Rows.
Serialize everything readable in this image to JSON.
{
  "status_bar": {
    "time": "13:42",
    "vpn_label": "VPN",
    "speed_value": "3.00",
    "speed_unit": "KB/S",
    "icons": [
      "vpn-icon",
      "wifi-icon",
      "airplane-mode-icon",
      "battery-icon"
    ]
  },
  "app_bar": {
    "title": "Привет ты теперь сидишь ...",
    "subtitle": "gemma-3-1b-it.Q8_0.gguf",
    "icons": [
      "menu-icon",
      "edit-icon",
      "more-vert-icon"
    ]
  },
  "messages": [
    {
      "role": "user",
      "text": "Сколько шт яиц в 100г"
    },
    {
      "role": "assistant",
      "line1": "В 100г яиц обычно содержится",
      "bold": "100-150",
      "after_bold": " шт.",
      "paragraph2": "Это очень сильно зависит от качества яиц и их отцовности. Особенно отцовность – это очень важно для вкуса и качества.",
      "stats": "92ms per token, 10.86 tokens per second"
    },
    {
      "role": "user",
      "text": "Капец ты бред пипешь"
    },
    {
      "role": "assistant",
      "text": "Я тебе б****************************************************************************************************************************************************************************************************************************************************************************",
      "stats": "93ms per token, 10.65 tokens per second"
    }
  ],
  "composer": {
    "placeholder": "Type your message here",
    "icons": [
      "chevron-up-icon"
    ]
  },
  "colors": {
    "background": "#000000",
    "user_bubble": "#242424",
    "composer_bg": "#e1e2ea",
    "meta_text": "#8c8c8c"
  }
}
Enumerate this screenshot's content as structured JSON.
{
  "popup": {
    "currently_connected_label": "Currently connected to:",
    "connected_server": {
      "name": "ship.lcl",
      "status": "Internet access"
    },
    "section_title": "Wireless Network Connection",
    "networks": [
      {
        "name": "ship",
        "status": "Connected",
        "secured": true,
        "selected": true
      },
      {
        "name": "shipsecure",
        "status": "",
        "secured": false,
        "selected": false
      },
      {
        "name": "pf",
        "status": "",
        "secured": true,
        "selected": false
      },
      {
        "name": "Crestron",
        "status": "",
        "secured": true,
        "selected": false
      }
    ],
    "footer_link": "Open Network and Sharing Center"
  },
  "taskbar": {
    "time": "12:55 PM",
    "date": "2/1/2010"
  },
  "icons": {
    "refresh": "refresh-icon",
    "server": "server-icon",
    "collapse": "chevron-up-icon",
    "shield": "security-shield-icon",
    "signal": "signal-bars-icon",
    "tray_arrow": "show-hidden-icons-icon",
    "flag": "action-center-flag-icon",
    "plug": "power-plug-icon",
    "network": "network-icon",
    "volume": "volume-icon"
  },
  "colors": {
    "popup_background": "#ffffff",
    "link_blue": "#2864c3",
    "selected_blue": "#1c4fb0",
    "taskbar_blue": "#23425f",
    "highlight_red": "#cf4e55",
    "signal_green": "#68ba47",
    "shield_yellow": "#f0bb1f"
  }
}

Brief.
Reproduce the complete set of lines precisely as supplied.

The reply.
Serialize everything readable in this image to JSON.
{
  "status_bar": {
    "time": "13:42",
    "vpn_label": "VPN",
    "speed_value": "3.00",
    "speed_unit": "KB/S",
    "icons": [
      "vpn-icon",
      "wifi-icon",
      "airplane-mode-icon",
      "battery-icon"
    ]
  },
  "app_bar": {
    "title": "Привет ты теперь сидишь ...",
    "subtitle": "gemma-3-1b-it.Q8_0.gguf",
    "icons": [
      "menu-icon",
      "edit-icon",
      "more-vert-icon"
    ]
  },
  "messages": [
    {
      "role": "user",
      "text": "Сколько шт яиц в 100г"
    },
    {
      "role": "assistant",
      "line1": "В 100г яиц обычно содержится",
      "bold": "100-150",
      "after_bold": " шт.",
      "paragraph2": "Это очень сильно зависит от качества яиц и их отцовности. Особенно отцовность – это очень важно для вкуса и качества.",
      "stats": "92ms per token, 10.86 tokens per second"
    },
    {
      "role": "user",
      "text": "Капец ты бред пипешь"
    },
    {
      "role": "assistant",
      "text": "Я тебе б****************************************************************************************************************************************************************************************************************************************************************************",
      "stats": "93ms per token, 10.65 tokens per second"
    }
  ],
  "composer": {
    "placeholder": "Type your message here",
    "icons": [
      "chevron-up-icon"
    ]
  },
  "colors": {
    "background": "#000000",
    "user_bubble": "#242424",
    "composer_bg": "#e1e2ea",
    "meta_text": "#8c8c8c"
  }
}
Enumerate this screenshot's content as structured JSON.
{
  "popup": {
    "currently_connected_label": "Currently connected to:",
    "connected_server": {
      "name": "ship.lcl",
      "status": "Internet access"
    },
    "section_title": "Wireless Network Connection",
    "networks": [
      {
        "name": "ship",
        "status": "Connected",
        "secured": true,
        "selected": true
      },
      {
        "name": "shipsecure",
        "status": "",
        "secured": false,
        "selected": false
      },
      {
        "name": "pf",
        "status": "",
        "secured": true,
        "selected": false
      },
      {
        "name": "Crestron",
        "status": "",
        "secured": true,
        "selected": false
      }
    ],
    "footer_link": "Open Network and Sharing Center"
  },
  "taskbar": {
    "time": "12:55 PM",
    "date": "2/1/2010"
  },
  "icons": {
    "refresh": "refresh-icon",
    "server": "server-icon",
    "collapse": "chevron-up-icon",
    "shield": "security-shield-icon",
    "signal": "signal-bars-icon",
    "tray_arrow": "show-hidden-icons-icon",
    "flag": "action-center-flag-icon",
    "plug": "power-plug-icon",
    "network": "network-icon",
    "volume": "volume-icon"
  },
  "colors": {
    "popup_background": "#ffffff",
    "link_blue": "#2864c3",
    "selected_blue": "#1c4fb0",
    "taskbar_blue": "#23425f",
    "highlight_red": "#cf4e55",
    "signal_green": "#68ba47",
    "shield_yellow": "#f0bb1f"
  }
}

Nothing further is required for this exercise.